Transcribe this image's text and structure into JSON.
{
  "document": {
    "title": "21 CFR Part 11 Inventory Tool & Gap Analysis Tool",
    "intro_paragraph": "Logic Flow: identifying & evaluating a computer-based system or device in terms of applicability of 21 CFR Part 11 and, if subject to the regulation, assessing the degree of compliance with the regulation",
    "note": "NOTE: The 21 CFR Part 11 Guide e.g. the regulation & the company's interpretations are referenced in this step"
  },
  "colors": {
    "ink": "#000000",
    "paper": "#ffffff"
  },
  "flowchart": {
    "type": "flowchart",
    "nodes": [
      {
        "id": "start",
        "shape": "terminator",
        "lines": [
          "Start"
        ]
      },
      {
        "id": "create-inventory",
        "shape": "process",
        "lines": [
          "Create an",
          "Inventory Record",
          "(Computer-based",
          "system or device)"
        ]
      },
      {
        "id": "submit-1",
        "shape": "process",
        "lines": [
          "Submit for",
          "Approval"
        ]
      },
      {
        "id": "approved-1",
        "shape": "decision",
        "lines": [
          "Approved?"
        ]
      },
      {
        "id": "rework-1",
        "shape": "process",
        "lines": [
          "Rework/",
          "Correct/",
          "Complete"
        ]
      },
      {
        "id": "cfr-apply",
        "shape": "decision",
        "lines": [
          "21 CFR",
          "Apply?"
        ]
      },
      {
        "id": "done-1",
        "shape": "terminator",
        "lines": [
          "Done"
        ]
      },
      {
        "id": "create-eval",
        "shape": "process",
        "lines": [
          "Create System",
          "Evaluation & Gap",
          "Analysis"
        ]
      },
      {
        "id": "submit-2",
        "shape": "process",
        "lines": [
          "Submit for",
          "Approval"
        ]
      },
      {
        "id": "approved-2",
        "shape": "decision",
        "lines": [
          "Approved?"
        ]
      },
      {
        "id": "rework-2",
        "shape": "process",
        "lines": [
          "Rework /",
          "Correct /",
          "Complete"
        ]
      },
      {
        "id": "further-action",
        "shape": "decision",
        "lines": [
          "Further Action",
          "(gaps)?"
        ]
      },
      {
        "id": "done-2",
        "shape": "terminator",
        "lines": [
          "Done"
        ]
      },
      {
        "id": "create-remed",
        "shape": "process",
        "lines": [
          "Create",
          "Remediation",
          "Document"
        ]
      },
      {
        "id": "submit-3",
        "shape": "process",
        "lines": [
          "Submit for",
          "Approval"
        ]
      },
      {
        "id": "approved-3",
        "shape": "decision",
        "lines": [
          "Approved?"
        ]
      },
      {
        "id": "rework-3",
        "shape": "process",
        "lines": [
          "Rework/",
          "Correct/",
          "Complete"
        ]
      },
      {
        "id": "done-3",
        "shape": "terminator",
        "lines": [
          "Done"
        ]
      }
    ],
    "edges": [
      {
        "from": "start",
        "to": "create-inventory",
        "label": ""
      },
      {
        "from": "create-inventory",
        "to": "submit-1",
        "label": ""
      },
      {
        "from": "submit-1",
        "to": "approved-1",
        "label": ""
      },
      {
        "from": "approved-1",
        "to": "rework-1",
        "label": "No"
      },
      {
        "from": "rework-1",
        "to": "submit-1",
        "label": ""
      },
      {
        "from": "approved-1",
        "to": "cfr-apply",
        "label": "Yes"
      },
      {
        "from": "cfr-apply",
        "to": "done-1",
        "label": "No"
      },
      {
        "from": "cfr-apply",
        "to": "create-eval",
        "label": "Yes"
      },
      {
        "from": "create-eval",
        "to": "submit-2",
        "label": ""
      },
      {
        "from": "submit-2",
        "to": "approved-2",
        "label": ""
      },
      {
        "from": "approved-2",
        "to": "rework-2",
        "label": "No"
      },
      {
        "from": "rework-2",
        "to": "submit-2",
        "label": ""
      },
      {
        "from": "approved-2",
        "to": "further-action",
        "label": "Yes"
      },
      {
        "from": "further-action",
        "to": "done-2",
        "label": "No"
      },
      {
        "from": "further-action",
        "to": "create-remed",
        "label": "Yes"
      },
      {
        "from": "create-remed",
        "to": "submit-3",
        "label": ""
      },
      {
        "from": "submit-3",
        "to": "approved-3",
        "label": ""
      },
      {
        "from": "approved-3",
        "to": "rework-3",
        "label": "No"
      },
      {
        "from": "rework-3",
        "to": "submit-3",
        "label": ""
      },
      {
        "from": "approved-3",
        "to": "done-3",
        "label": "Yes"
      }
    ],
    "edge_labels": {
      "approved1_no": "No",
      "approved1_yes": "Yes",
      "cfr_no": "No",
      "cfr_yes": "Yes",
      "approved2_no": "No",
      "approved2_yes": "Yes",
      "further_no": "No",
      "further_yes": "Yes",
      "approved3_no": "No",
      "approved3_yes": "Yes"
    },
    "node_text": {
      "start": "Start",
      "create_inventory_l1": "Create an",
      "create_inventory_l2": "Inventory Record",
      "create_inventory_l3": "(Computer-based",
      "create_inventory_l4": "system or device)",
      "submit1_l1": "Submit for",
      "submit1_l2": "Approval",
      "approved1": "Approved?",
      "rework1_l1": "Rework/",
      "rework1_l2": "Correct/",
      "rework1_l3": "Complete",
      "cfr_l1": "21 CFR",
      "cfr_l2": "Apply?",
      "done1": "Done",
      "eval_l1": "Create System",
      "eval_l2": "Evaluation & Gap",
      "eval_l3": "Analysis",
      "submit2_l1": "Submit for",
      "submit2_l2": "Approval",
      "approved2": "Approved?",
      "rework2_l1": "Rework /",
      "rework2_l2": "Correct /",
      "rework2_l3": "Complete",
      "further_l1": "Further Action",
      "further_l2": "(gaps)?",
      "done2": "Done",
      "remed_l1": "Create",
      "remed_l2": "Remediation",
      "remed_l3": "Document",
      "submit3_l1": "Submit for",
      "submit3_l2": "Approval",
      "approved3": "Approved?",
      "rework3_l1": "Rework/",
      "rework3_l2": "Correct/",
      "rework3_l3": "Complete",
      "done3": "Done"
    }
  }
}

....

Extract each entry in full, exactly as given.

▶ [RESULT OF THE EXERCISE]:
Transcribe this image's text and structure into JSON.
{
  "document": {
    "title": "21 CFR Part 11 Inventory Tool & Gap Analysis Tool",
    "intro_paragraph": "Logic Flow: identifying & evaluating a computer-based system or device in terms of applicability of 21 CFR Part 11 and, if subject to the regulation, assessing the degree of compliance with the regulation",
    "note": "NOTE: The 21 CFR Part 11 Guide e.g. the regulation & the company's interpretations are referenced in this step"
  },
  "colors": {
    "ink": "#000000",
    "paper": "#ffffff"
  },
  "flowchart": {
    "type": "flowchart",
    "nodes": [
      {
        "id": "start",
        "shape": "terminator",
        "lines": [
          "Start"
        ]
      },
      {
        "id": "create-inventory",
        "shape": "process",
        "lines": [
          "Create an",
          "Inventory Record",
          "(Computer-based",
          "system or device)"
        ]
      },
      {
        "id": "submit-1",
        "shape": "process",
        "lines": [
          "Submit for",
          "Approval"
        ]
      },
      {
        "id": "approved-1",
        "shape": "decision",
        "lines": [
          "Approved?"
        ]
      },
      {
        "id": "rework-1",
        "shape": "process",
        "lines": [
          "Rework/",
          "Correct/",
          "Complete"
        ]
      },
      {
        "id": "cfr-apply",
        "shape": "decision",
        "lines": [
          "21 CFR",
          "Apply?"
        ]
      },
      {
        "id": "done-1",
        "shape": "terminator",
        "lines": [
          "Done"
        ]
      },
      {
        "id": "create-eval",
        "shape": "process",
        "lines": [
          "Create System",
          "Evaluation & Gap",
          "Analysis"
        ]
      },
      {
        "id": "submit-2",
        "shape": "process",
        "lines": [
          "Submit for",
          "Approval"
        ]
      },
      {
        "id": "approved-2",
        "shape": "decision",
        "lines": [
          "Approved?"
        ]
      },
      {
        "id": "rework-2",
        "shape": "process",
        "lines": [
          "Rework /",
          "Correct /",
          "Complete"
        ]
      },
      {
        "id": "further-action",
        "shape": "decision",
        "lines": [
          "Further Action",
          "(gaps)?"
        ]
      },
      {
        "id": "done-2",
        "shape": "terminator",
        "lines": [
          "Done"
        ]
      },
      {
        "id": "create-remed",
        "shape": "process",
        "lines": [
          "Create",
          "Remediation",
          "Document"
        ]
      },
      {
        "id": "submit-3",
        "shape": "process",
        "lines": [
          "Submit for",
          "Approval"
        ]
      },
      {
        "id": "approved-3",
        "shape": "decision",
        "lines": [
          "Approved?"
        ]
      },
      {
        "id": "rework-3",
        "shape": "process",
        "lines": [
          "Rework/",
          "Correct/",
          "Complete"
        ]
      },
      {
        "id": "done-3",
        "shape": "terminator",
        "lines": [
          "Done"
        ]
      }
    ],
    "edges": [
      {
        "from": "start",
        "to": "create-inventory",
        "label": ""
      },
      {
        "from": "create-inventory",
        "to": "submit-1",
        "label": ""
      },
      {
        "from": "submit-1",
        "to": "approved-1",
        "label": ""
      },
      {
        "from": "approved-1",
        "to": "rework-1",
        "label": "No"
      },
      {
        "from": "rework-1",
        "to": "submit-1",
        "label": ""
      },
      {
        "from": "approved-1",
        "to": "cfr-apply",
        "label": "Yes"
      },
      {
        "from": "cfr-apply",
        "to": "done-1",
        "label": "No"
      },
      {
        "from": "cfr-apply",
        "to": "create-eval",
        "label": "Yes"
      },
      {
        "from": "create-eval",
        "to": "submit-2",
        "label": ""
      },
      {
        "from": "submit-2",
        "to": "approved-2",
        "label": ""
      },
      {
        "from": "approved-2",
        "to": "rework-2",
        "label": "No"
      },
      {
        "from": "rework-2",
        "to": "submit-2",
        "label": ""
      },
      {
        "from": "approved-2",
        "to": "further-action",
        "label": "Yes"
      },
      {
        "from": "further-action",
        "to": "done-2",
        "label": "No"
      },
      {
        "from": "further-action",
        "to": "create-remed",
        "label": "Yes"
      },
      {
        "from": "create-remed",
        "to": "submit-3",
        "label": ""
      },
      {
        "from": "submit-3",
        "to": "approved-3",
        "label": ""
      },
      {
        "from": "approved-3",
        "to": "rework-3",
        "label": "No"
      },
      {
        "from": "rework-3",
        "to": "submit-3",
        "label": ""
      },
      {
        "from": "approved-3",
        "to": "done-3",
        "label": "Yes"
      }
    ],
    "edge_labels": {
      "approved1_no": "No",
      "approved1_yes": "Yes",
      "cfr_no": "No",
      "cfr_yes": "Yes",
      "approved2_no": "No",
      "approved2_yes": "Yes",
      "further_no": "No",
      "further_yes": "Yes",
      "approved3_no": "No",
      "approved3_yes": "Yes"
    },
    "node_text": {
      "start": "Start",
      "create_inventory_l1": "Create an",
      "create_inventory_l2": "Inventory Record",
      "create_inventory_l3": "(Computer-based",
      "create_inventory_l4": "system or device)",
      "submit1_l1": "Submit for",
      "submit1_l2": "Approval",
      "approved1": "Approved?",
      "rework1_l1": "Rework/",
      "rework1_l2": "Correct/",
      "rework1_l3": "Complete",
      "cfr_l1": "21 CFR",
      "cfr_l2": "Apply?",
      "done1": "Done",
      "eval_l1": "Create System",
      "eval_l2": "Evaluation & Gap",
      "eval_l3": "Analysis",
      "submit2_l1": "Submit for",
      "submit2_l2": "Approval",
      "approved2": "Approved?",
      "rework2_l1": "Rework /",
      "rework2_l2": "Correct /",
      "rework2_l3": "Complete",
      "further_l1": "Further Action",
      "further_l2": "(gaps)?",
      "done2": "Done",
      "remed_l1": "Create",
      "remed_l2": "Remediation",
      "remed_l3": "Document",
      "submit3_l1": "Submit for",
      "submit3_l2": "Approval",
      "approved3": "Approved?",
      "rework3_l1": "Rework/",
      "rework3_l2": "Correct/",
      "rework3_l3": "Complete",
      "done3": "Done"
    }
  }
}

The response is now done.